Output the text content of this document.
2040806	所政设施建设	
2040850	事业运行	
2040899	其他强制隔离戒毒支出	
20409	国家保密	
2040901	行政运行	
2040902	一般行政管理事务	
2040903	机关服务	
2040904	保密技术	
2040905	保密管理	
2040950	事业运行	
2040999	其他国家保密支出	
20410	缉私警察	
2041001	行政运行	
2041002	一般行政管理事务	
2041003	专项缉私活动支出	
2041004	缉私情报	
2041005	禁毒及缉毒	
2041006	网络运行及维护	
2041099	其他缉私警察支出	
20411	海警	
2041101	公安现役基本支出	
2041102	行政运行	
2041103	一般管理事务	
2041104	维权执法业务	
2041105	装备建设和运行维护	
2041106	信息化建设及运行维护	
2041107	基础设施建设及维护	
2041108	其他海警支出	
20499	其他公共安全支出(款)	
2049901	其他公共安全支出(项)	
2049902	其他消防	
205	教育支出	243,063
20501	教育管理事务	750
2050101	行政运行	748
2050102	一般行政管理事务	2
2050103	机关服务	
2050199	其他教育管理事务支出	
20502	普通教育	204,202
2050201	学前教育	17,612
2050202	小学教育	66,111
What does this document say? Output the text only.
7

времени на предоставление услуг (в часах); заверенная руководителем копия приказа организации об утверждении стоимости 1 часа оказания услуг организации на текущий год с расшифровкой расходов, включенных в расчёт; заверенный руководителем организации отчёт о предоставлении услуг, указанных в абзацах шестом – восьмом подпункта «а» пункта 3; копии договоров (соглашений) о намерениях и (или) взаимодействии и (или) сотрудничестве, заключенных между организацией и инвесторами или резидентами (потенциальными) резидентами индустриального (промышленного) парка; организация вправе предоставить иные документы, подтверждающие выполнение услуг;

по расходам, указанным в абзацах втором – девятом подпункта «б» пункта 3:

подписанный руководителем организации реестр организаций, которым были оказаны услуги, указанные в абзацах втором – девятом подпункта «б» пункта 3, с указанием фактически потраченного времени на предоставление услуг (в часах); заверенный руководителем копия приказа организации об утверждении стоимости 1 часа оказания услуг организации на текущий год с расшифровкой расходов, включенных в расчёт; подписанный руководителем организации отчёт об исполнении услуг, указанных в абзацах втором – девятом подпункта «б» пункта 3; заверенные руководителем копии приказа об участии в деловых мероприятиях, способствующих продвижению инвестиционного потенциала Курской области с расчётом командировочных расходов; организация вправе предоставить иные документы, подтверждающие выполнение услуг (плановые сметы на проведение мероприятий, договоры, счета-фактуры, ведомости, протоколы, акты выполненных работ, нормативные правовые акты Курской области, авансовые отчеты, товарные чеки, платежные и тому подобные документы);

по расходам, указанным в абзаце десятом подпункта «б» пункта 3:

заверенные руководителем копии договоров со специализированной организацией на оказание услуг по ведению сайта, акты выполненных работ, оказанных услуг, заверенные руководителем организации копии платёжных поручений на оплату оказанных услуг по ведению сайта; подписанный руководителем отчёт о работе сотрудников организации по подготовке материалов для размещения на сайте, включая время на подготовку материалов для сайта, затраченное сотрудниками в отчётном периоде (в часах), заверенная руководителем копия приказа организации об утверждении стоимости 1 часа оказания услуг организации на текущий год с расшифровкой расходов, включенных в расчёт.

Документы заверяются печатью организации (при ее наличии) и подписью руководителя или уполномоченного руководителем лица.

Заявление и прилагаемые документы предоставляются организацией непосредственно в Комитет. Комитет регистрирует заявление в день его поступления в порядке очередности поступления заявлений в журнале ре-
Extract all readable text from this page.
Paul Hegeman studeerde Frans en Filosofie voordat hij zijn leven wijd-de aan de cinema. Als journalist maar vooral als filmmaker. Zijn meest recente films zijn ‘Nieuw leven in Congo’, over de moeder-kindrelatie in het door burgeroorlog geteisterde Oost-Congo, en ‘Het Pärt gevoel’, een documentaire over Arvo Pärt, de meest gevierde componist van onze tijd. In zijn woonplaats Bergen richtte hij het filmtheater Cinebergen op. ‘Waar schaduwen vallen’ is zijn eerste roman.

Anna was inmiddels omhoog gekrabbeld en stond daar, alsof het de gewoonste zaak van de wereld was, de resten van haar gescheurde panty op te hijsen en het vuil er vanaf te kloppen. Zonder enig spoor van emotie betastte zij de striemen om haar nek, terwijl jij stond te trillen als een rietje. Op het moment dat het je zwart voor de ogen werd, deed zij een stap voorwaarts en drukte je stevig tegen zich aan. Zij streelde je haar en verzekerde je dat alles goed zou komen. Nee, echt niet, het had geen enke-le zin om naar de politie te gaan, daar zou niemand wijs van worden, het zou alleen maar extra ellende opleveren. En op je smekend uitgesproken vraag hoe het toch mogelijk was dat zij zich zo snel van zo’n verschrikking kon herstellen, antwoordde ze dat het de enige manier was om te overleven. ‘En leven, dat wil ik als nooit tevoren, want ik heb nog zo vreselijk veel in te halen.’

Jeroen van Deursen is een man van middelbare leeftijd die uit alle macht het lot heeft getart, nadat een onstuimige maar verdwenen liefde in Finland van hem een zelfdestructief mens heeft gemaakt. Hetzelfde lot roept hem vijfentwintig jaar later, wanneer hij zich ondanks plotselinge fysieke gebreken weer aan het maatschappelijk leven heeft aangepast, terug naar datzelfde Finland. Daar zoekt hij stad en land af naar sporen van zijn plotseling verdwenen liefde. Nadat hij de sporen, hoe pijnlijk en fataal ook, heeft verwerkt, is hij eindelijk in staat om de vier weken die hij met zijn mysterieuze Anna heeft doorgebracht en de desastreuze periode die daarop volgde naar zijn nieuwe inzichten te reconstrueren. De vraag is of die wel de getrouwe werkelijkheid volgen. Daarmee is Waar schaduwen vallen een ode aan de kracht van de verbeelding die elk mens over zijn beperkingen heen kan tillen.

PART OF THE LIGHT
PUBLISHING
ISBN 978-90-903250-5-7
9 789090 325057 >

TASK TO COMPLETE. Output the entries verbatim.

SOLUTION FOR THIS PROBLEM.
Output the text content of this document.
2040806	所政设施建设	
2040850	事业运行	
2040899	其他强制隔离戒毒支出	
20409	国家保密	
2040901	行政运行	
2040902	一般行政管理事务	
2040903	机关服务	
2040904	保密技术	
2040905	保密管理	
2040950	事业运行	
2040999	其他国家保密支出	
20410	缉私警察	
2041001	行政运行	
2041002	一般行政管理事务	
2041003	专项缉私活动支出	
2041004	缉私情报	
2041005	禁毒及缉毒	
2041006	网络运行及维护	
2041099	其他缉私警察支出	
20411	海警	
2041101	公安现役基本支出	
2041102	行政运行	
2041103	一般管理事务	
2041104	维权执法业务	
2041105	装备建设和运行维护	
2041106	信息化建设及运行维护	
2041107	基础设施建设及维护	
2041108	其他海警支出	
20499	其他公共安全支出(款)	
2049901	其他公共安全支出(项)	
2049902	其他消防	
205	教育支出	243,063
20501	教育管理事务	750
2050101	行政运行	748
2050102	一般行政管理事务	2
2050103	机关服务	
2050199	其他教育管理事务支出	
20502	普通教育	204,202
2050201	学前教育	17,612
2050202	小学教育	66,111
What does this document say? Output the text only.
7

времени на предоставление услуг (в часах); заверенная руководителем копия приказа организации об утверждении стоимости 1 часа оказания услуг организации на текущий год с расшифровкой расходов, включенных в расчёт; заверенный руководителем организации отчёт о предоставлении услуг, указанных в абзацах шестом – восьмом подпункта «а» пункта 3; копии договоров (соглашений) о намерениях и (или) взаимодействии и (или) сотрудничестве, заключенных между организацией и инвесторами или резидентами (потенциальными) резидентами индустриального (промышленного) парка; организация вправе предоставить иные документы, подтверждающие выполнение услуг;

по расходам, указанным в абзацах втором – девятом подпункта «б» пункта 3:

подписанный руководителем организации реестр организаций, которым были оказаны услуги, указанные в абзацах втором – девятом подпункта «б» пункта 3, с указанием фактически потраченного времени на предоставление услуг (в часах); заверенный руководителем копия приказа организации об утверждении стоимости 1 часа оказания услуг организации на текущий год с расшифровкой расходов, включенных в расчёт; подписанный руководителем организации отчёт об исполнении услуг, указанных в абзацах втором – девятом подпункта «б» пункта 3; заверенные руководителем копии приказа об участии в деловых мероприятиях, способствующих продвижению инвестиционного потенциала Курской области с расчётом командировочных расходов; организация вправе предоставить иные документы, подтверждающие выполнение услуг (плановые сметы на проведение мероприятий, договоры, счета-фактуры, ведомости, протоколы, акты выполненных работ, нормативные правовые акты Курской области, авансовые отчеты, товарные чеки, платежные и тому подобные документы);

по расходам, указанным в абзаце десятом подпункта «б» пункта 3:

заверенные руководителем копии договоров со специализированной организацией на оказание услуг по ведению сайта, акты выполненных работ, оказанных услуг, заверенные руководителем организации копии платёжных поручений на оплату оказанных услуг по ведению сайта; подписанный руководителем отчёт о работе сотрудников организации по подготовке материалов для размещения на сайте, включая время на подготовку материалов для сайта, затраченное сотрудниками в отчётном периоде (в часах), заверенная руководителем копия приказа организации об утверждении стоимости 1 часа оказания услуг организации на текущий год с расшифровкой расходов, включенных в расчёт.

Документы заверяются печатью организации (при ее наличии) и подписью руководителя или уполномоченного руководителем лица.

Заявление и прилагаемые документы предоставляются организацией непосредственно в Комитет. Комитет регистрирует заявление в день его поступления в порядке очередности поступления заявлений в журнале ре-
Extract all readable text from this page.
Paul Hegeman studeerde Frans en Filosofie voordat hij zijn leven wijd-de aan de cinema. Als journalist maar vooral als filmmaker. Zijn meest recente films zijn ‘Nieuw leven in Congo’, over de moeder-kindrelatie in het door burgeroorlog geteisterde Oost-Congo, en ‘Het Pärt gevoel’, een documentaire over Arvo Pärt, de meest gevierde componist van onze tijd. In zijn woonplaats Bergen richtte hij het filmtheater Cinebergen op. ‘Waar schaduwen vallen’ is zijn eerste roman.

Anna was inmiddels omhoog gekrabbeld en stond daar, alsof het de gewoonste zaak van de wereld was, de resten van haar gescheurde panty op te hijsen en het vuil er vanaf te kloppen. Zonder enig spoor van emotie betastte zij de striemen om haar nek, terwijl jij stond te trillen als een rietje. Op het moment dat het je zwart voor de ogen werd, deed zij een stap voorwaarts en drukte je stevig tegen zich aan. Zij streelde je haar en verzekerde je dat alles goed zou komen. Nee, echt niet, het had geen enke-le zin om naar de politie te gaan, daar zou niemand wijs van worden, het zou alleen maar extra ellende opleveren. En op je smekend uitgesproken vraag hoe het toch mogelijk was dat zij zich zo snel van zo’n verschrikking kon herstellen, antwoordde ze dat het de enige manier was om te overleven. ‘En leven, dat wil ik als nooit tevoren, want ik heb nog zo vreselijk veel in te halen.’

Jeroen van Deursen is een man van middelbare leeftijd die uit alle macht het lot heeft getart, nadat een onstuimige maar verdwenen liefde in Finland van hem een zelfdestructief mens heeft gemaakt. Hetzelfde lot roept hem vijfentwintig jaar later, wanneer hij zich ondanks plotselinge fysieke gebreken weer aan het maatschappelijk leven heeft aangepast, terug naar datzelfde Finland. Daar zoekt hij stad en land af naar sporen van zijn plotseling verdwenen liefde. Nadat hij de sporen, hoe pijnlijk en fataal ook, heeft verwerkt, is hij eindelijk in staat om de vier weken die hij met zijn mysterieuze Anna heeft doorgebracht en de desastreuze periode die daarop volgde naar zijn nieuwe inzichten te reconstrueren. De vraag is of die wel de getrouwe werkelijkheid volgen. Daarmee is Waar schaduwen vallen een ode aan de kracht van de verbeelding die elk mens over zijn beperkingen heen kan tillen.

PART OF THE LIGHT
PUBLISHING
ISBN 978-90-903250-5-7
9 789090 325057 >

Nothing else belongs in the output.